◆ ENTRIES SUPPLIED
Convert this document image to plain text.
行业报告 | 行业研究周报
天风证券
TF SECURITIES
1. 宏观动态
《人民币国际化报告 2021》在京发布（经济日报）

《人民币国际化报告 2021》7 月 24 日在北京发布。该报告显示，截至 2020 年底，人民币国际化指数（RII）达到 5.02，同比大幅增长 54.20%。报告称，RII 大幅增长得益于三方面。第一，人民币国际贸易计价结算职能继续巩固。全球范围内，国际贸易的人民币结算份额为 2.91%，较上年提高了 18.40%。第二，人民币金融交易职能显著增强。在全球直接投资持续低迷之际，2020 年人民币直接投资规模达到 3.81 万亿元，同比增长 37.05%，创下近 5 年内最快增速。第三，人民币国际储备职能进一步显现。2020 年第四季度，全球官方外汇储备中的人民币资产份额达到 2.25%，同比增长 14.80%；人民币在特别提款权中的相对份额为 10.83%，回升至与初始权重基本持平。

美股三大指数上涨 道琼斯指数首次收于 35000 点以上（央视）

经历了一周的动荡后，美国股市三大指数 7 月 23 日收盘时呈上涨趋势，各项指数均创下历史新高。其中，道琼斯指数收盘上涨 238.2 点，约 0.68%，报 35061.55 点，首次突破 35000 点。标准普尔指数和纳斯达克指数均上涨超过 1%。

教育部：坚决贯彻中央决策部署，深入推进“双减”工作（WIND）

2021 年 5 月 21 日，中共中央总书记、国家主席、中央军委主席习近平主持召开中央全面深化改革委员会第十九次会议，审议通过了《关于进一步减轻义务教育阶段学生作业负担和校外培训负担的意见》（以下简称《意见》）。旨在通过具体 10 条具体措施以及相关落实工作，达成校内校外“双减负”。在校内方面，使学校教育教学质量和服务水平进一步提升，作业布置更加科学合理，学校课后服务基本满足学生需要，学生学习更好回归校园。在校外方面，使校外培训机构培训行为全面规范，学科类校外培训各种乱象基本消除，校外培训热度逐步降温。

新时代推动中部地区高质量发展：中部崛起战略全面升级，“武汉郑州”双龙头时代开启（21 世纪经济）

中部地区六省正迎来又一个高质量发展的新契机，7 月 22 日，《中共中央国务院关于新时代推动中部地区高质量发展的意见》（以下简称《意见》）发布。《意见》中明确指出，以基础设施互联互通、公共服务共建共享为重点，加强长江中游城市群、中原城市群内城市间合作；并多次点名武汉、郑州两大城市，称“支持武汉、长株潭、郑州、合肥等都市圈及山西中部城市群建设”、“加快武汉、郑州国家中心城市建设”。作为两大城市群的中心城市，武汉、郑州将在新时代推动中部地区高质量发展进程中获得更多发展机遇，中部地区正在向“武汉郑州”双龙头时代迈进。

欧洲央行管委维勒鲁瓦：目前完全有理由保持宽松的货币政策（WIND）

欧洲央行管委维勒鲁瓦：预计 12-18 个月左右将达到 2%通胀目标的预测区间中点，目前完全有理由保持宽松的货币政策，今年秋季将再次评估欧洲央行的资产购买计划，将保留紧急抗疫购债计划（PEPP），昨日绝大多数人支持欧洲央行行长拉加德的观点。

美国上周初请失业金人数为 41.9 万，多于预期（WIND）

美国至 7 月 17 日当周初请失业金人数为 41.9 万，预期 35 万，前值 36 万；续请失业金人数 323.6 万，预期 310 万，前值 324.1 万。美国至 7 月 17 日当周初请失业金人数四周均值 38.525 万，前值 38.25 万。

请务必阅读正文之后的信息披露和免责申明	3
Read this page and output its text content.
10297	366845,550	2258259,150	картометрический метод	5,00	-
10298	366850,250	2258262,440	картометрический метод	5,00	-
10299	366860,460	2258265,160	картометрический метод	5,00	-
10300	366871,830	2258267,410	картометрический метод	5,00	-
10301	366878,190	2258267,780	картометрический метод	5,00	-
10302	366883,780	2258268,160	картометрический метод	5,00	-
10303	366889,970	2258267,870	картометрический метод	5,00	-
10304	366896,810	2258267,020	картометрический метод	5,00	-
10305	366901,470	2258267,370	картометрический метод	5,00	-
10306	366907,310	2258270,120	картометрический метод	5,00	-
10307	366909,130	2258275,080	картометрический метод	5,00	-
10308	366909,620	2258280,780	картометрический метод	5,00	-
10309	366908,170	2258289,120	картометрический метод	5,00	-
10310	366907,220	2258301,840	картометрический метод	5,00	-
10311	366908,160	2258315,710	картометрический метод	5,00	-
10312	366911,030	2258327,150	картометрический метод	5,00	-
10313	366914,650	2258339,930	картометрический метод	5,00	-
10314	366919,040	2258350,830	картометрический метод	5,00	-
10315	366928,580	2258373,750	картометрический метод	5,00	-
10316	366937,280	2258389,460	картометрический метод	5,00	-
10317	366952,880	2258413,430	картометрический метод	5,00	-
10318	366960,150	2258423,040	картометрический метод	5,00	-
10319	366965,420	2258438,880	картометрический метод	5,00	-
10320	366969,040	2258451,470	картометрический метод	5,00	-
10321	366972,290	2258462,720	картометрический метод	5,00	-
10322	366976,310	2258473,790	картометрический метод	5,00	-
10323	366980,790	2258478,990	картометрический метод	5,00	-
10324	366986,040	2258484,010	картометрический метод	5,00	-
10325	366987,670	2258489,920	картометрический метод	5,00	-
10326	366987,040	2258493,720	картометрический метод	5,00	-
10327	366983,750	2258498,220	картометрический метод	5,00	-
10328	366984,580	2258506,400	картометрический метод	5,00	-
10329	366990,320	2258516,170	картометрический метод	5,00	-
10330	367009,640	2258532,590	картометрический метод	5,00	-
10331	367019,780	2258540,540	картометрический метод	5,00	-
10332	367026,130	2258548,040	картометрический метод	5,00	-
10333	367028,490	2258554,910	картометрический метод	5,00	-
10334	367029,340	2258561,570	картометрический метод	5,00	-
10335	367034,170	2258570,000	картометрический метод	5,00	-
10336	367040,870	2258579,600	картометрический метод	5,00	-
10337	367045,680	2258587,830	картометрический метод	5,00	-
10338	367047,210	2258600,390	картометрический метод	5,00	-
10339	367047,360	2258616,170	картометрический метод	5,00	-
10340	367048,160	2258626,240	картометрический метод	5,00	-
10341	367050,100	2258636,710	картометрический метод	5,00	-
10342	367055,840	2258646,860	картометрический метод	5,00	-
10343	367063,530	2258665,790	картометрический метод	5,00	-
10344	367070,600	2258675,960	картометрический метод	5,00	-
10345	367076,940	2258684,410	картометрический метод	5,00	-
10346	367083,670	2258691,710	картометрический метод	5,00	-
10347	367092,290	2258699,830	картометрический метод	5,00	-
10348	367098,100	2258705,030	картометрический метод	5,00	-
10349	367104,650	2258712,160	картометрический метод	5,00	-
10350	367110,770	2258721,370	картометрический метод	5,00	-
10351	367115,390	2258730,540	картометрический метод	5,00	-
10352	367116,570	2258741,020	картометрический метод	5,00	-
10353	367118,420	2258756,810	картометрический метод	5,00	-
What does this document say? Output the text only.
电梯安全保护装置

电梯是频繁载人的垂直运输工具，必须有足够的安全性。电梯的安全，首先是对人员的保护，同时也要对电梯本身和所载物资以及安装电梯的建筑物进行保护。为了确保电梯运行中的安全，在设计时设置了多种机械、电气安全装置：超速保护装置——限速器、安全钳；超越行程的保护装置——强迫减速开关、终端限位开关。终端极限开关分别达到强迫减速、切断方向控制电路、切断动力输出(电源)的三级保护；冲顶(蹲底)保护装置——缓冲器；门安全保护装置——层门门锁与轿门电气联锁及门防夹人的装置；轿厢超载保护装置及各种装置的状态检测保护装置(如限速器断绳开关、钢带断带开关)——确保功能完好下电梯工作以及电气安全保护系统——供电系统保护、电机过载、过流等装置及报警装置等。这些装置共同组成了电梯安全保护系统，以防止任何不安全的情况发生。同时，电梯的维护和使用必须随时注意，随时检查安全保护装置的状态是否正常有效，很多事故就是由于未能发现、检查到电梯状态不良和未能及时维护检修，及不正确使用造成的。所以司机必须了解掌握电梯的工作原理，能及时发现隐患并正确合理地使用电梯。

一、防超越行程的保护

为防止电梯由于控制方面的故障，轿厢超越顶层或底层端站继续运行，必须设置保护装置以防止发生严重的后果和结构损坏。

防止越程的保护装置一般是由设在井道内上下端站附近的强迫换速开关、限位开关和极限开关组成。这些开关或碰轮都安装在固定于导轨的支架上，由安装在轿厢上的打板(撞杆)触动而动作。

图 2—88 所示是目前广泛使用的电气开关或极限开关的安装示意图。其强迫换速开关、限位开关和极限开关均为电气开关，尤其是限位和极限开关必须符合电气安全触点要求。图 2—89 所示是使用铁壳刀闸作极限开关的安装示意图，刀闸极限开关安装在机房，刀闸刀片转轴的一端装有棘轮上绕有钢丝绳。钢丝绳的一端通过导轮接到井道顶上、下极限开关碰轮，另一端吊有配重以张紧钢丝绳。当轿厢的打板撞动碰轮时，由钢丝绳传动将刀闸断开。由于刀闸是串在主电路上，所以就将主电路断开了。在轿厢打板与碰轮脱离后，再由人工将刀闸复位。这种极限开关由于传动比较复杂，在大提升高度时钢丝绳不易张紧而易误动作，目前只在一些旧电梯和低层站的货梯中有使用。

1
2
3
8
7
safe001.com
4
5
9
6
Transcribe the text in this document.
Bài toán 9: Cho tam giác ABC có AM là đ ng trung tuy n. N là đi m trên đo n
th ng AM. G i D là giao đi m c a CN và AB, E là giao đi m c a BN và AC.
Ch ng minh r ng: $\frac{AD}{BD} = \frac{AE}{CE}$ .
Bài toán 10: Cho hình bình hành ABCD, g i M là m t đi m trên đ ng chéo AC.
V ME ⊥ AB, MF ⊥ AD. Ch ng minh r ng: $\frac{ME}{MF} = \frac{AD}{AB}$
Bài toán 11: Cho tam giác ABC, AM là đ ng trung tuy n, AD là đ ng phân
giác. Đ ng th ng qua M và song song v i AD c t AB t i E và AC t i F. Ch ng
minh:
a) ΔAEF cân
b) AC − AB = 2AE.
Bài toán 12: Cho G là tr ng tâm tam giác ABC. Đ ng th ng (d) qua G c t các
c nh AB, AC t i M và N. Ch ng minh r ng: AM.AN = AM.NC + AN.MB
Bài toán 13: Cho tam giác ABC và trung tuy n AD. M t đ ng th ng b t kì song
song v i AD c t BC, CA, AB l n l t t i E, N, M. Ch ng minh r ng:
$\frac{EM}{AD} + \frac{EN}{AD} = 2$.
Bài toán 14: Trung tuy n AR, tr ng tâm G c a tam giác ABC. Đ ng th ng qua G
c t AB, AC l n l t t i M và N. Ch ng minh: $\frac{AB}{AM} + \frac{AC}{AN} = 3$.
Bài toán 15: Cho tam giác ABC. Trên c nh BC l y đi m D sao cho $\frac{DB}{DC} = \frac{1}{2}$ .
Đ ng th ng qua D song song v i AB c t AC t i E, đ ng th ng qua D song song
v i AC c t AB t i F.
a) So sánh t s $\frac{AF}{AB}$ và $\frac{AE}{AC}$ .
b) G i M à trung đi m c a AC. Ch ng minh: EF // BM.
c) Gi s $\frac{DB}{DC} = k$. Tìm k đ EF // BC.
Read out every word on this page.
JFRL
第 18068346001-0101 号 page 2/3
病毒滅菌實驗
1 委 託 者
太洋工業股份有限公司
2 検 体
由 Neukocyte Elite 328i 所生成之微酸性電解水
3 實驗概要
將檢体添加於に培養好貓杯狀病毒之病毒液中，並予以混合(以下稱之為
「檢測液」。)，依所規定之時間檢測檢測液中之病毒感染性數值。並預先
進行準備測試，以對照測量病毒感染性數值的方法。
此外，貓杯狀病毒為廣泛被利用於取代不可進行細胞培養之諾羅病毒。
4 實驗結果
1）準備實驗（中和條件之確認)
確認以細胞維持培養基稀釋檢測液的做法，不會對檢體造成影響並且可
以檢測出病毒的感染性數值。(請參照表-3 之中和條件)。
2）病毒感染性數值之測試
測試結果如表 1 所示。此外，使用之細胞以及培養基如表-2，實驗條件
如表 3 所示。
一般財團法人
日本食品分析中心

◆ OBJECTIVE
Find the lines holding "document" and list every one.

◆ TASK ANSWER
Convert this document image to plain text.
What does this document say? Output the text only.
Transcribe the text in this document.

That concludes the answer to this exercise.